## Dataset content

== == ==

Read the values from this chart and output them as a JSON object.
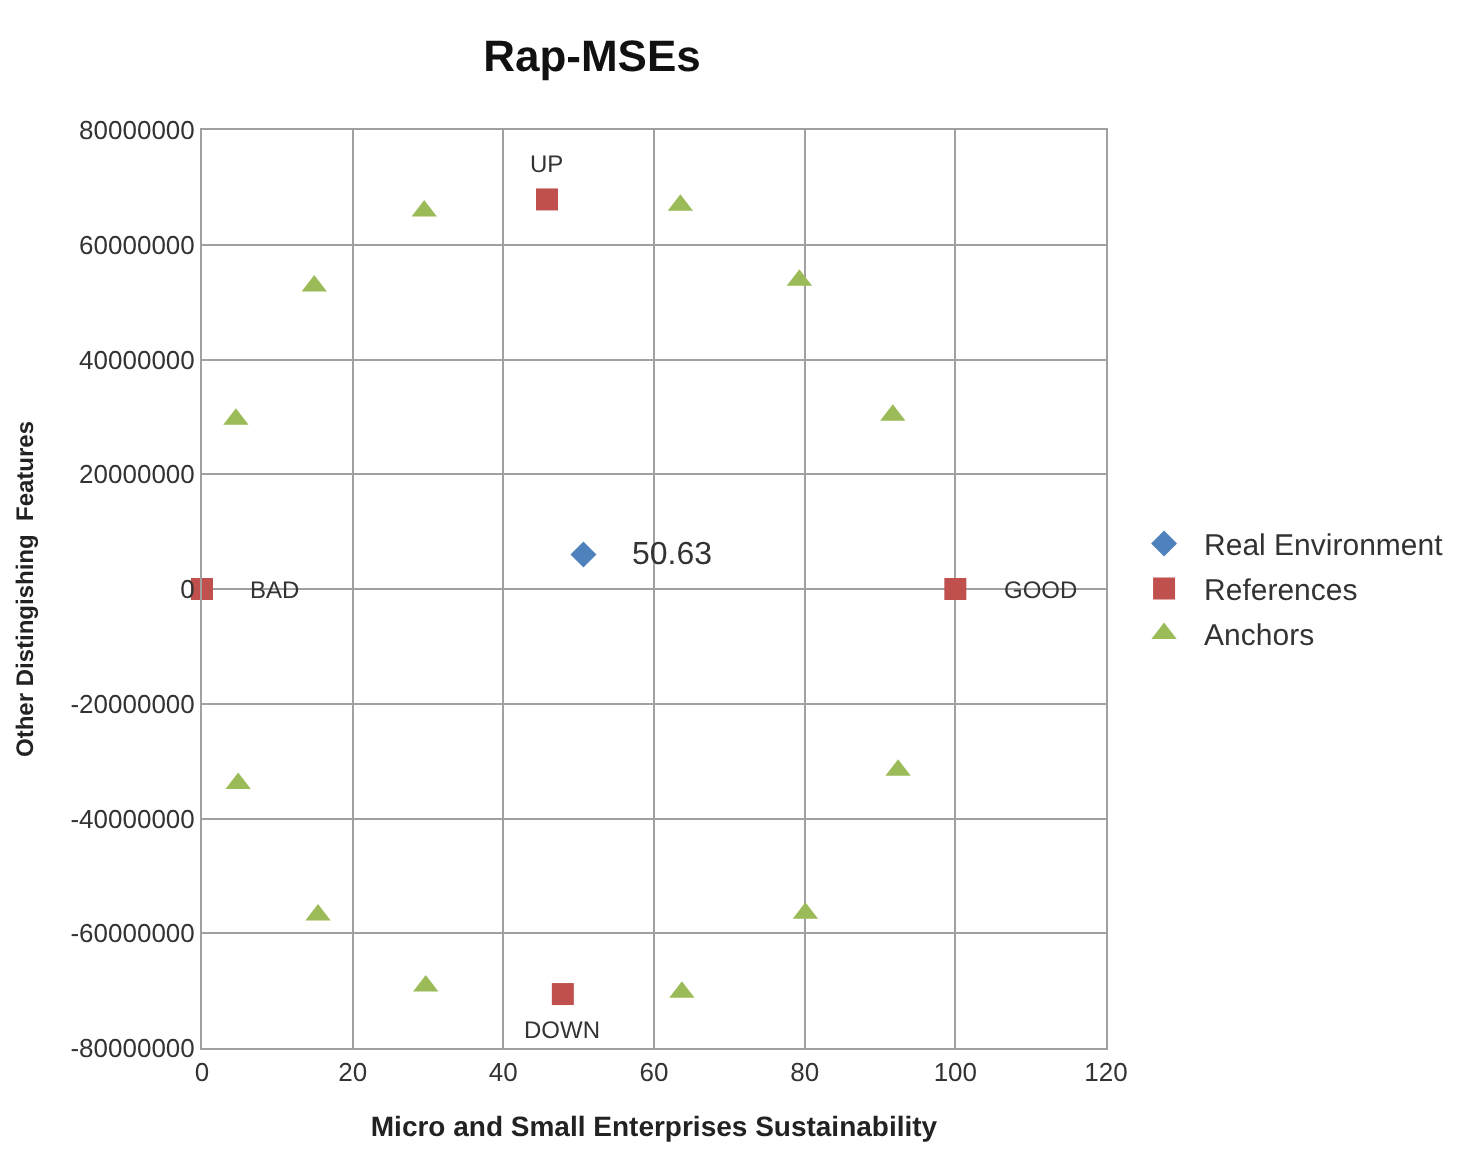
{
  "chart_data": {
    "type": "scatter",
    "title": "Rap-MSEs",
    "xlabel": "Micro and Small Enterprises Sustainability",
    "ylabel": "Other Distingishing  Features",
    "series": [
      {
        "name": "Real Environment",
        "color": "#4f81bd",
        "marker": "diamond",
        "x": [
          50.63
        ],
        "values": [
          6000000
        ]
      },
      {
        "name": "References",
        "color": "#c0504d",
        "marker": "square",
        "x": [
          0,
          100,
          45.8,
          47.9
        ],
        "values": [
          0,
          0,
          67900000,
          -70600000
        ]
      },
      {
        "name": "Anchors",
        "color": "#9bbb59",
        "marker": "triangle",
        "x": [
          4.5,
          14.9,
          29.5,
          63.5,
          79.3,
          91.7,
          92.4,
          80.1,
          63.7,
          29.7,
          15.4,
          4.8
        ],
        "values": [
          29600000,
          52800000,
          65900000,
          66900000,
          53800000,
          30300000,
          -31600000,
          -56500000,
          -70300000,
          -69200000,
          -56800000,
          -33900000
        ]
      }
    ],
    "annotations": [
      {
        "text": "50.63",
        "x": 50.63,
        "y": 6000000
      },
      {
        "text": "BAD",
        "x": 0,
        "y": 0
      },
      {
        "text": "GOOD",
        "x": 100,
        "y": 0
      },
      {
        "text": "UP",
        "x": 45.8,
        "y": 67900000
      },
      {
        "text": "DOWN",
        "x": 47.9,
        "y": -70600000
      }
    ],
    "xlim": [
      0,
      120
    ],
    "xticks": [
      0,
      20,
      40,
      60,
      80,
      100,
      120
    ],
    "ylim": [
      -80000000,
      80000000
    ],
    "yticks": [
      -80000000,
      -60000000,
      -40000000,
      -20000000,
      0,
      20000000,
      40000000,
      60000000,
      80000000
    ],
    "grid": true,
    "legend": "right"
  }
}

== == ==

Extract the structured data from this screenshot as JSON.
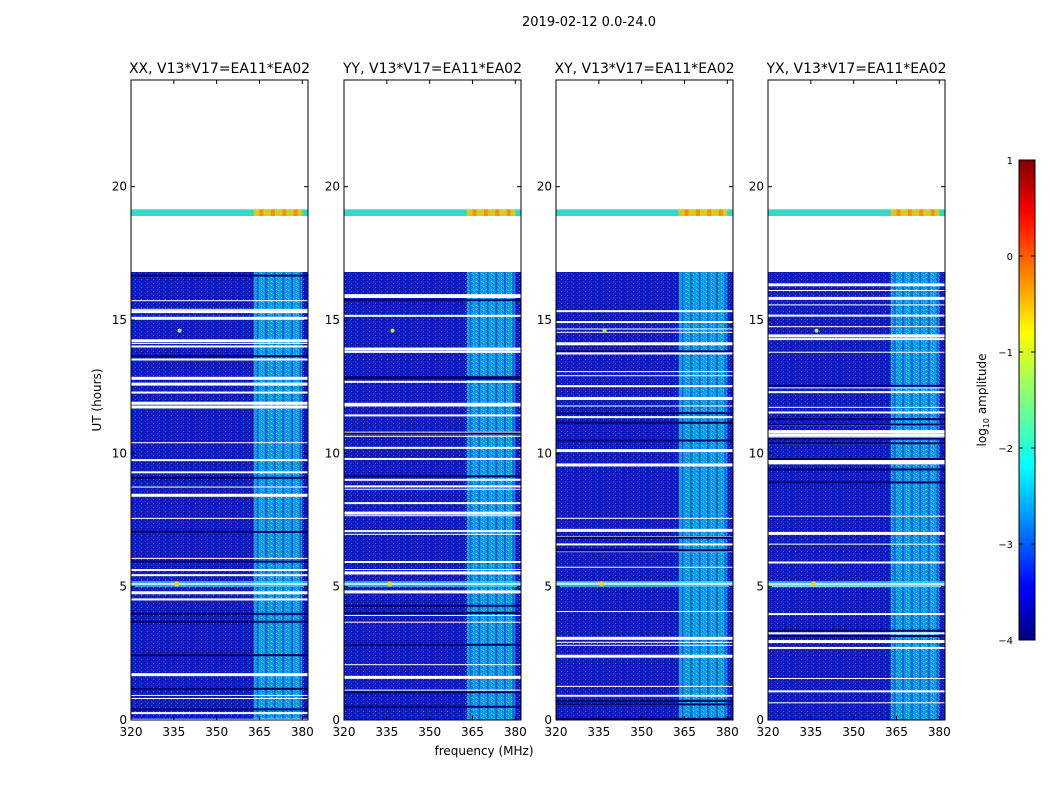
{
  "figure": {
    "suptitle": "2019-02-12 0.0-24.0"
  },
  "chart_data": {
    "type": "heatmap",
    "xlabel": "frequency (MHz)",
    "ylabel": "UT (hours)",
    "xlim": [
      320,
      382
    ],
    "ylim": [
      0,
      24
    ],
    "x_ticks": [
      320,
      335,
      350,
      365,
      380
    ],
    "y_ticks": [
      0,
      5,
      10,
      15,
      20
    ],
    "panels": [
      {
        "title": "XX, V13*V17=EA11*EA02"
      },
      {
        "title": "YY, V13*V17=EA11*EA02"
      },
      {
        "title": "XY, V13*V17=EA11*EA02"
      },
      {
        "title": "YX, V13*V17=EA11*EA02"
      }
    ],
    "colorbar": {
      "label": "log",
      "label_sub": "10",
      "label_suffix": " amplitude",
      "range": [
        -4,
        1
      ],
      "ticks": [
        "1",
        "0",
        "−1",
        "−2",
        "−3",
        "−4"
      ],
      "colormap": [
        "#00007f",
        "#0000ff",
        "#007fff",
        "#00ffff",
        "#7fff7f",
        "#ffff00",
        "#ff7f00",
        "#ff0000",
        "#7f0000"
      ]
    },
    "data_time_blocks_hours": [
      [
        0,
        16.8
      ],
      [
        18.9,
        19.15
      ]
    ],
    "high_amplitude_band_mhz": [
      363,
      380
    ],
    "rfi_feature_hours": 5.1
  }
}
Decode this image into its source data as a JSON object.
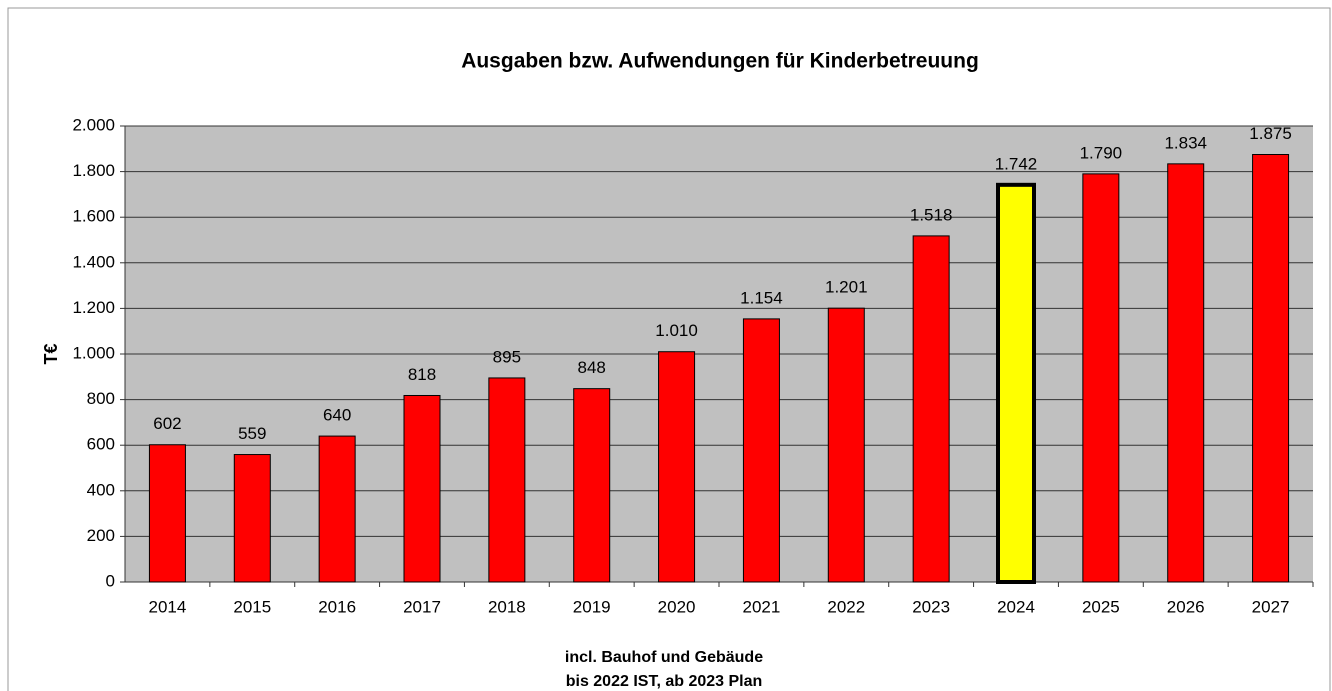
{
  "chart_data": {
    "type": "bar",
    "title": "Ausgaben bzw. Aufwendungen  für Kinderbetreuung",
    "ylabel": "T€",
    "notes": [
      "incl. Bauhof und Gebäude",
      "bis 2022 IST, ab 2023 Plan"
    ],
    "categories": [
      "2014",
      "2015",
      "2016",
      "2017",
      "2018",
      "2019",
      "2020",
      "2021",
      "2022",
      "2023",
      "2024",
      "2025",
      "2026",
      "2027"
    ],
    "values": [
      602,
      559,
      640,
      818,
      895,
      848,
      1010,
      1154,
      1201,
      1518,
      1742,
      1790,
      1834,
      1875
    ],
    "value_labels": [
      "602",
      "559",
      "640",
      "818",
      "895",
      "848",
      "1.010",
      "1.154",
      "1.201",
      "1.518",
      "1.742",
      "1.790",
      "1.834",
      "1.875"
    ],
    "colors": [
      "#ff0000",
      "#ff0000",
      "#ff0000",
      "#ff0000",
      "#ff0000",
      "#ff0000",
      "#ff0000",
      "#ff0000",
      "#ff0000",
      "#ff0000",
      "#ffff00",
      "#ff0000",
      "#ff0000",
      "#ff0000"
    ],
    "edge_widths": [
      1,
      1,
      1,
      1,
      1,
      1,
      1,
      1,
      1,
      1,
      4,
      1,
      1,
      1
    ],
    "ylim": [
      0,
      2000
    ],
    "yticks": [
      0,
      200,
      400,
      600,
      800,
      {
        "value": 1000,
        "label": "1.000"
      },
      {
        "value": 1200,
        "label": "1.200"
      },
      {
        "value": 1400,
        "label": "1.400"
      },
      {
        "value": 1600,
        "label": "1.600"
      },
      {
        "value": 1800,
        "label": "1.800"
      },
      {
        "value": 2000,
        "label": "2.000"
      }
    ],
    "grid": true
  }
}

== == ==

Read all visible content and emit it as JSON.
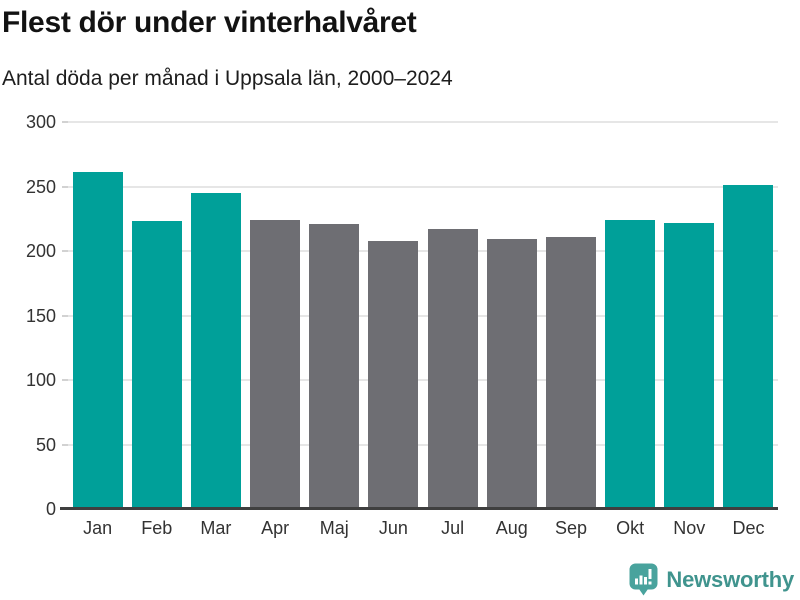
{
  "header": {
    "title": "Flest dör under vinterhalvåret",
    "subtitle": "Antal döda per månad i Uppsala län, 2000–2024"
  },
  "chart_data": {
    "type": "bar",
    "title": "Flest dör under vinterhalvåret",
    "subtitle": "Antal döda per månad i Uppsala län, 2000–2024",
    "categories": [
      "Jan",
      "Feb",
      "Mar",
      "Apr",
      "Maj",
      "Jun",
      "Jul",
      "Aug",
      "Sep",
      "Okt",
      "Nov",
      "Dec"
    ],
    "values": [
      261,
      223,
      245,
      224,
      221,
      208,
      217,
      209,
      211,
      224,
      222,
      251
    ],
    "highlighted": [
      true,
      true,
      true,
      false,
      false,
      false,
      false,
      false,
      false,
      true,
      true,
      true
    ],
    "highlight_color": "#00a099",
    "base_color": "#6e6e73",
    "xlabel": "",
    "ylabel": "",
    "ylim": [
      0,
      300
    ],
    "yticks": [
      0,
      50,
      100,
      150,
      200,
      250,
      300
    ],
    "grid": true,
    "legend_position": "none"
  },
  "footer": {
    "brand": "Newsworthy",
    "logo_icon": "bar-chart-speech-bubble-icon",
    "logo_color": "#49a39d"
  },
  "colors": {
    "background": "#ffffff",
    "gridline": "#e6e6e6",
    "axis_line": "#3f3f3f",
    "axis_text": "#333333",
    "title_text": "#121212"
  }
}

== == ==

## Task goal
Check each line of the records for the word "JSON", and show the lines that contain it.

## The reply
Read the values from this chart and output them as a JSON object.
Extract the structured data from this screenshot as JSON.
Decode this image into its source data as a JSON object.
Read all visible content and emit it as JSON.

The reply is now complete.